→ **Source data**:
---

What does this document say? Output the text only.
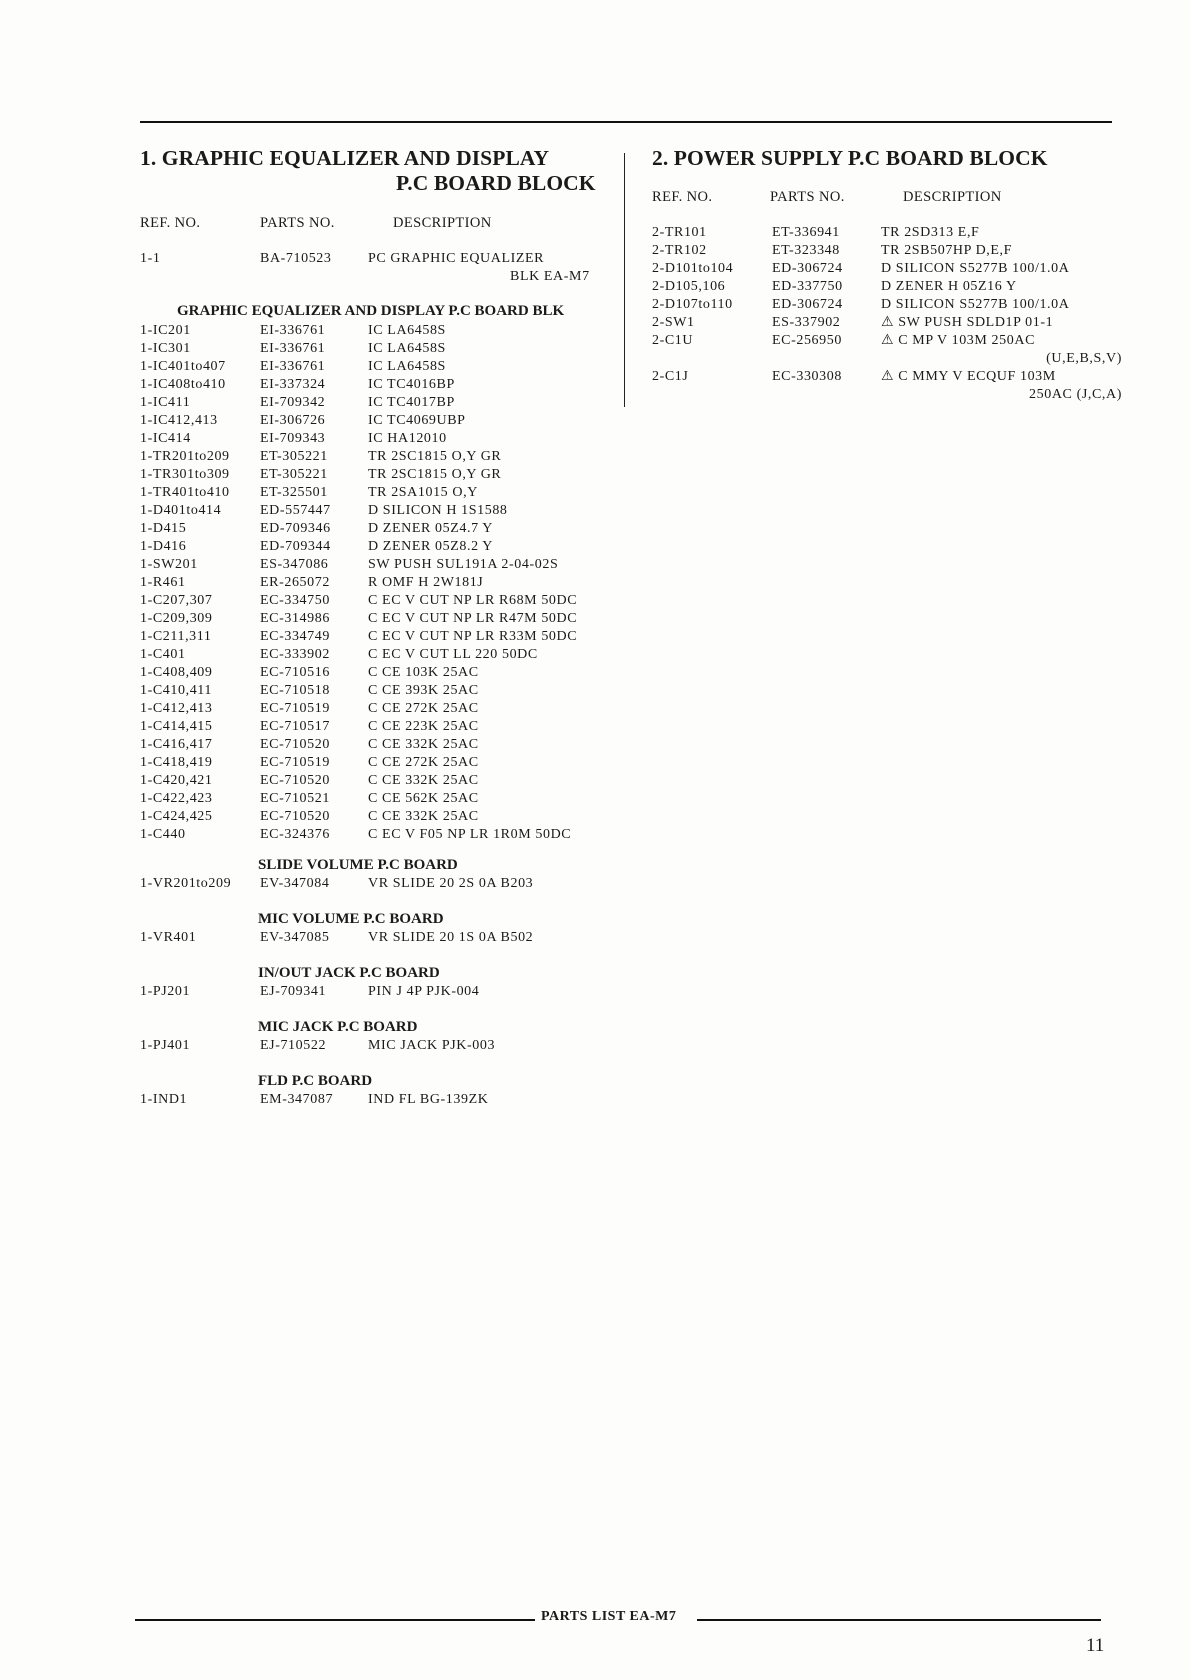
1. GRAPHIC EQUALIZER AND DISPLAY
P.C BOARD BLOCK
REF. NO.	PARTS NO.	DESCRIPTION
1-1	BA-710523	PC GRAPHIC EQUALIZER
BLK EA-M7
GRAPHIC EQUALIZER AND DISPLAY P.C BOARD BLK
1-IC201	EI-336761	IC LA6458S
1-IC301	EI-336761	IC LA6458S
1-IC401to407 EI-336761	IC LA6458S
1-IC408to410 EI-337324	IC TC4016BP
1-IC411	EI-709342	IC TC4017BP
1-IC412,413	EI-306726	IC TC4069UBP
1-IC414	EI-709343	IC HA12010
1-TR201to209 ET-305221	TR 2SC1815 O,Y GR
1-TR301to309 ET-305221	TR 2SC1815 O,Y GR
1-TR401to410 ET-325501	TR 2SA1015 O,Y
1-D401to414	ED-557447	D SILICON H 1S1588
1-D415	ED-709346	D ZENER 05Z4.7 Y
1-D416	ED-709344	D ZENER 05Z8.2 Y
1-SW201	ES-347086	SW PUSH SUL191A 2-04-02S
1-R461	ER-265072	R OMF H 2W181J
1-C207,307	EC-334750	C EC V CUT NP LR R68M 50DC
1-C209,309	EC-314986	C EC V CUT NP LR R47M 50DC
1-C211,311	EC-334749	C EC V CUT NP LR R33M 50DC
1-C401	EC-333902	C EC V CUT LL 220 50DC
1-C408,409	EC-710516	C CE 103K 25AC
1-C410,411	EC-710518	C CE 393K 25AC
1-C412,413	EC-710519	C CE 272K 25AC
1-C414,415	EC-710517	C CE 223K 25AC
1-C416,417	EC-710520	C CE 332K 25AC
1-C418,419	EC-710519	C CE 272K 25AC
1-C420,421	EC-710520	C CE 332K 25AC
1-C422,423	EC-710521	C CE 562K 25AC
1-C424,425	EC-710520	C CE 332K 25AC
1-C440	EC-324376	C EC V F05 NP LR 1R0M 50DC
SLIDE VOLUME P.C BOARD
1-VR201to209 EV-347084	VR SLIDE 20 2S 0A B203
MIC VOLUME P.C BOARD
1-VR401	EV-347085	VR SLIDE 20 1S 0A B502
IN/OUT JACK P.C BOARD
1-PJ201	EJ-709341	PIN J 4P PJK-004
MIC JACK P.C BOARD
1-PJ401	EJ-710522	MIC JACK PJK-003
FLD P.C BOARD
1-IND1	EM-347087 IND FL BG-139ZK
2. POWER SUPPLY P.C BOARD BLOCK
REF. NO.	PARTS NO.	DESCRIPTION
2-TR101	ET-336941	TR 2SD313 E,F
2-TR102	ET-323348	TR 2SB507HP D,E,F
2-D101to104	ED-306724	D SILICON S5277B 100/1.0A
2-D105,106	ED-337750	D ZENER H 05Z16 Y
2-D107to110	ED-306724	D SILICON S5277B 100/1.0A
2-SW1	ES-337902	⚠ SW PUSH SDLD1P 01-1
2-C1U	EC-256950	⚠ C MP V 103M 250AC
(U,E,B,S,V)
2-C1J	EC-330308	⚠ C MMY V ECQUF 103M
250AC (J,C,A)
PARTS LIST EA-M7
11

---

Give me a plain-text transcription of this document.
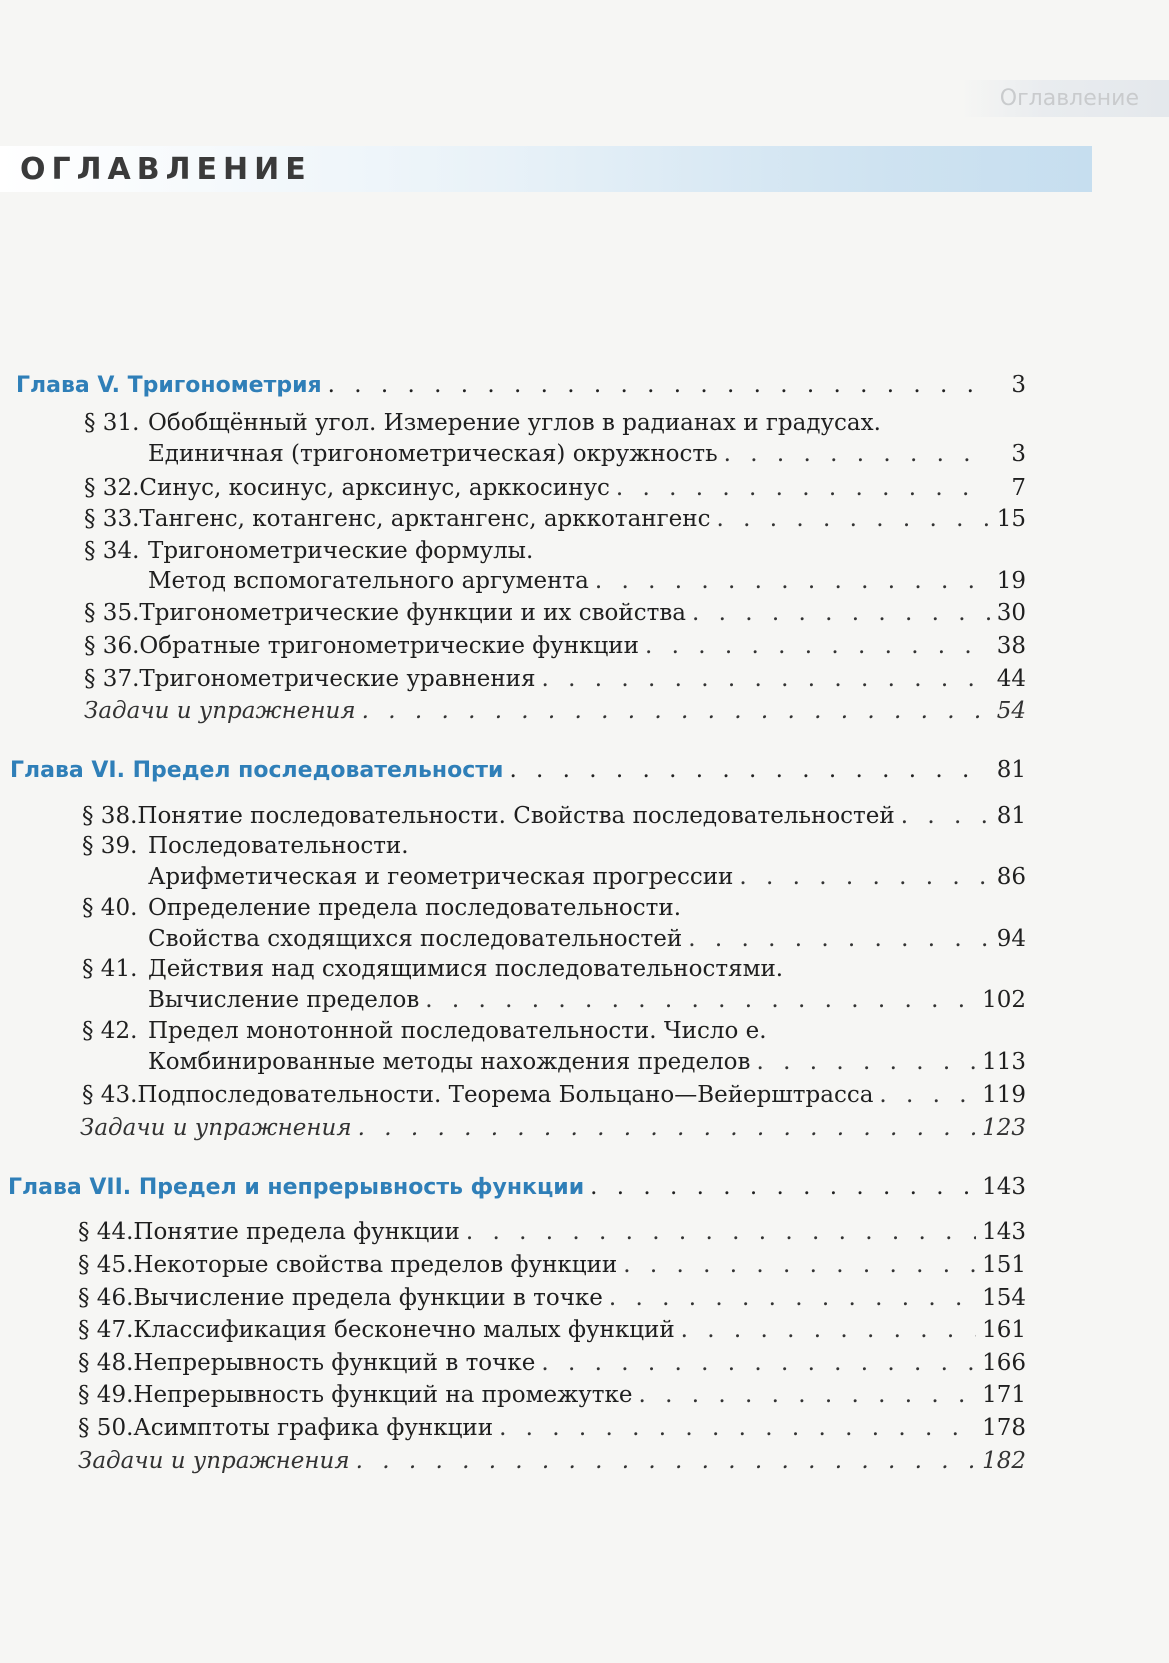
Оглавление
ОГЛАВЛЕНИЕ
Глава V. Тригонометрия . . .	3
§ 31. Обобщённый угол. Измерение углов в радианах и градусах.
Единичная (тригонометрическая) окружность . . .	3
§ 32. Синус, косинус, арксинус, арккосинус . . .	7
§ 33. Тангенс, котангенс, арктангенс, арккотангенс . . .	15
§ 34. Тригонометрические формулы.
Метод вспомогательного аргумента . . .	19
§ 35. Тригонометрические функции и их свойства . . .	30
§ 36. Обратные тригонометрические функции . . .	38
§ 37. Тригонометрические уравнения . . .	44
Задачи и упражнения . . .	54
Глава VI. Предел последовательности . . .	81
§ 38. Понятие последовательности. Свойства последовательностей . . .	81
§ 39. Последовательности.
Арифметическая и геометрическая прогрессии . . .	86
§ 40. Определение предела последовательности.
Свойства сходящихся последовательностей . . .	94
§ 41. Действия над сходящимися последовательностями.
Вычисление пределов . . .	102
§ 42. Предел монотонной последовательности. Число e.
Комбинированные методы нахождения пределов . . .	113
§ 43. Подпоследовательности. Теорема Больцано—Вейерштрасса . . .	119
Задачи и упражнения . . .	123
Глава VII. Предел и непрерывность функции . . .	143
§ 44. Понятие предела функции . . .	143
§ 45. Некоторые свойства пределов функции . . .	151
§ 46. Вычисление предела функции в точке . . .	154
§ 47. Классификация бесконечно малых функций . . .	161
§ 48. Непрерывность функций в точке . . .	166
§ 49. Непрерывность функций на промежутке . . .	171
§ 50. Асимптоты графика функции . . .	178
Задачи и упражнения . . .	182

---

→ **Written request**: Tally the lines of the records holding the word "VOLUME", then state only the tally.

→ **Solution to the problem**: 2